Extracted records
-----
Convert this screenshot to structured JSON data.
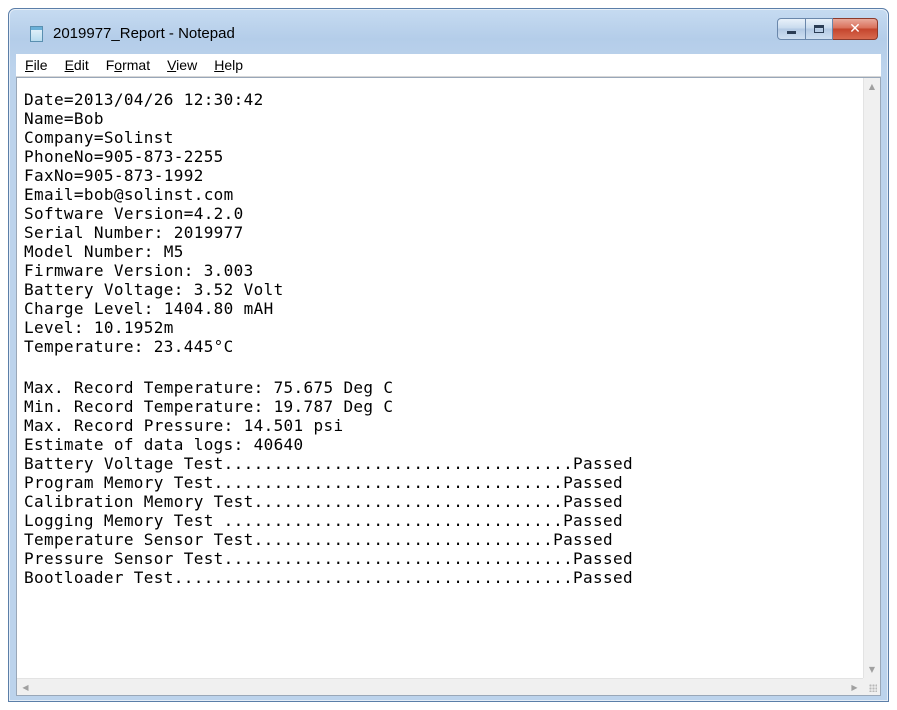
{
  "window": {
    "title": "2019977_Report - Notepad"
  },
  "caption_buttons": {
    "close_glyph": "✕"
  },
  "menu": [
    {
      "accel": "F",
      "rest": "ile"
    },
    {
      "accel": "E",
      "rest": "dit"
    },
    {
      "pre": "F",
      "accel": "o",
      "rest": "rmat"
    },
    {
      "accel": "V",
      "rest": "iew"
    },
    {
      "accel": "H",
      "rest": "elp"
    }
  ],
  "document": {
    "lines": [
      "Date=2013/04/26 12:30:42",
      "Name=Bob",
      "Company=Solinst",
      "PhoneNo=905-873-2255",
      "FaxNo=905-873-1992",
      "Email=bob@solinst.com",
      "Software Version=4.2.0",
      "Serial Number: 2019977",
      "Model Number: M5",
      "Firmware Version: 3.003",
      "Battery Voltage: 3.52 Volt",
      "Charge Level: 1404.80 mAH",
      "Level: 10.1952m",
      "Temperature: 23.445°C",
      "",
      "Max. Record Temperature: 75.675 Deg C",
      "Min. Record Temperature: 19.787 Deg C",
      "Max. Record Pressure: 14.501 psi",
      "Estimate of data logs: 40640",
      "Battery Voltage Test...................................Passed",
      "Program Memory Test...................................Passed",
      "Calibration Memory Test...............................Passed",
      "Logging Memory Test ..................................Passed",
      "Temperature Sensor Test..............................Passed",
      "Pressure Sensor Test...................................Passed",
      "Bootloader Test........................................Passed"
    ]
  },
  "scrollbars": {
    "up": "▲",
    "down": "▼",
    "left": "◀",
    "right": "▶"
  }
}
-----
• SET EXERCISE: Copy the listing word for word, excluding its pictures.

• ANSWER FOR THE TASK:
Convert this screenshot to structured JSON data.
{
  "window": {
    "title": "2019977_Report - Notepad"
  },
  "caption_buttons": {
    "close_glyph": "✕"
  },
  "menu": [
    {
      "accel": "F",
      "rest": "ile"
    },
    {
      "accel": "E",
      "rest": "dit"
    },
    {
      "pre": "F",
      "accel": "o",
      "rest": "rmat"
    },
    {
      "accel": "V",
      "rest": "iew"
    },
    {
      "accel": "H",
      "rest": "elp"
    }
  ],
  "document": {
    "lines": [
      "Date=2013/04/26 12:30:42",
      "Name=Bob",
      "Company=Solinst",
      "PhoneNo=905-873-2255",
      "FaxNo=905-873-1992",
      "Email=bob@solinst.com",
      "Software Version=4.2.0",
      "Serial Number: 2019977",
      "Model Number: M5",
      "Firmware Version: 3.003",
      "Battery Voltage: 3.52 Volt",
      "Charge Level: 1404.80 mAH",
      "Level: 10.1952m",
      "Temperature: 23.445°C",
      "",
      "Max. Record Temperature: 75.675 Deg C",
      "Min. Record Temperature: 19.787 Deg C",
      "Max. Record Pressure: 14.501 psi",
      "Estimate of data logs: 40640",
      "Battery Voltage Test...................................Passed",
      "Program Memory Test...................................Passed",
      "Calibration Memory Test...............................Passed",
      "Logging Memory Test ..................................Passed",
      "Temperature Sensor Test..............................Passed",
      "Pressure Sensor Test...................................Passed",
      "Bootloader Test........................................Passed"
    ]
  },
  "scrollbars": {
    "up": "▲",
    "down": "▼",
    "left": "◀",
    "right": "▶"
  }
}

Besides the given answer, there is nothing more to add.